### [Materials provided]
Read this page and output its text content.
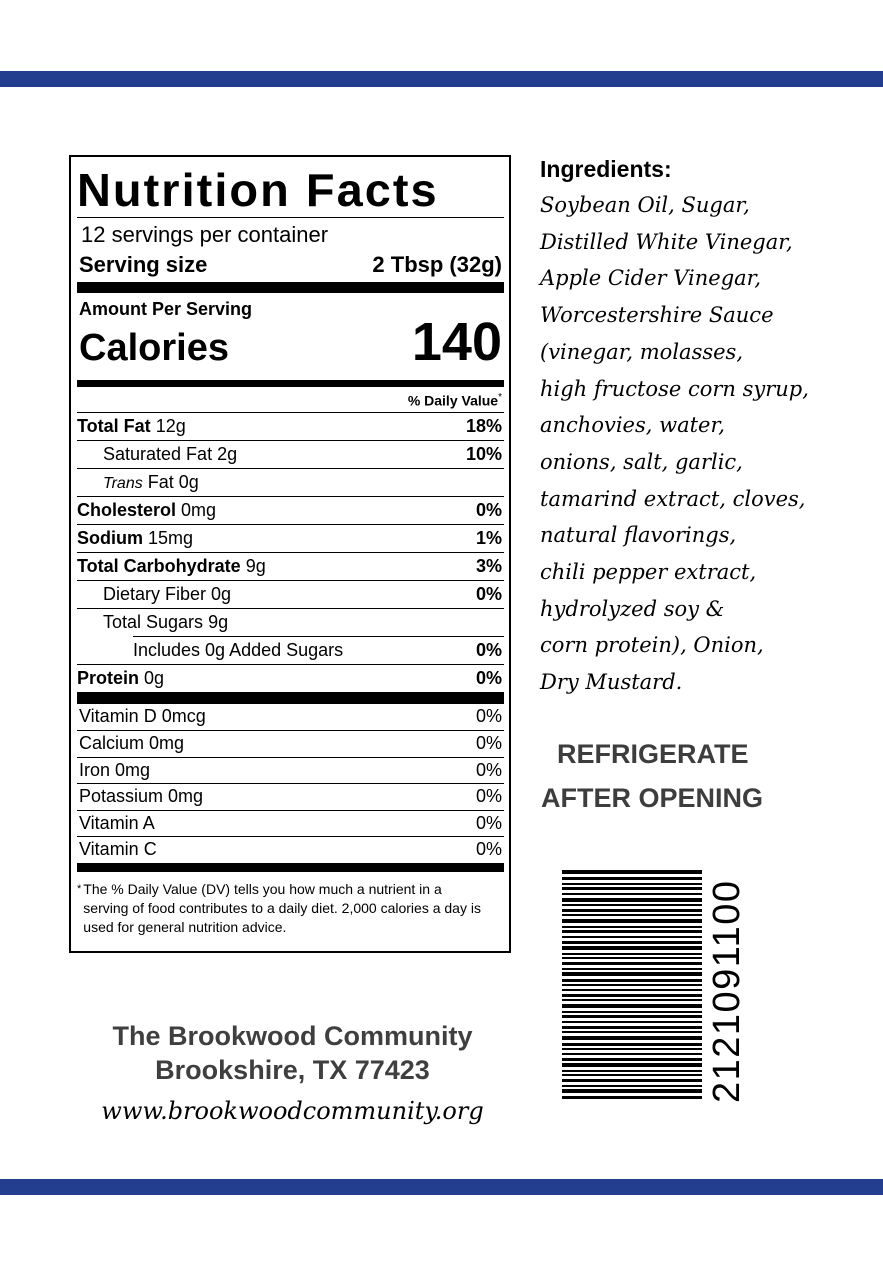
Nutrition Facts
12 servings per container
Serving size	2 Tbsp (32g)
Amount Per Serving
Calories	140
% Daily Value*
Total Fat 12g	18%
Saturated Fat 2g	10%
Trans Fat 0g
Cholesterol 0mg	0%
Sodium 15mg	1%
Total Carbohydrate 9g	3%
Dietary Fiber 0g	0%
Total Sugars 9g
Includes 0g Added Sugars	0%
Protein 0g	0%
Vitamin D 0mcg	0%
Calcium 0mg	0%
Iron 0mg	0%
Potassium 0mg	0%
Vitamin A	0%
Vitamin C	0%
* The % Daily Value (DV) tells you how much a nutrient in a serving of food contributes to a daily diet. 2,000 calories a day is used for general nutrition advice.
Ingredients:
Soybean Oil, Sugar,
Distilled White Vinegar,
Apple Cider Vinegar,
Worcestershire Sauce
(vinegar, molasses,
high fructose corn syrup,
anchovies, water,
onions, salt, garlic,
tamarind extract, cloves,
natural flavorings,
chili pepper extract,
hydrolyzed soy &
corn protein), Onion,
Dry Mustard.
REFRIGERATE
AFTER OPENING
The Brookwood Community
Brookshire, TX 77423
www.brookwoodcommunity.org
2121091100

### [Task item]
Search the records for the word "Total". Copy each line where it appears.

### [Response area]
Total Fat 12g	18%
Total Carbohydrate 9g	3%
Total Sugars 9g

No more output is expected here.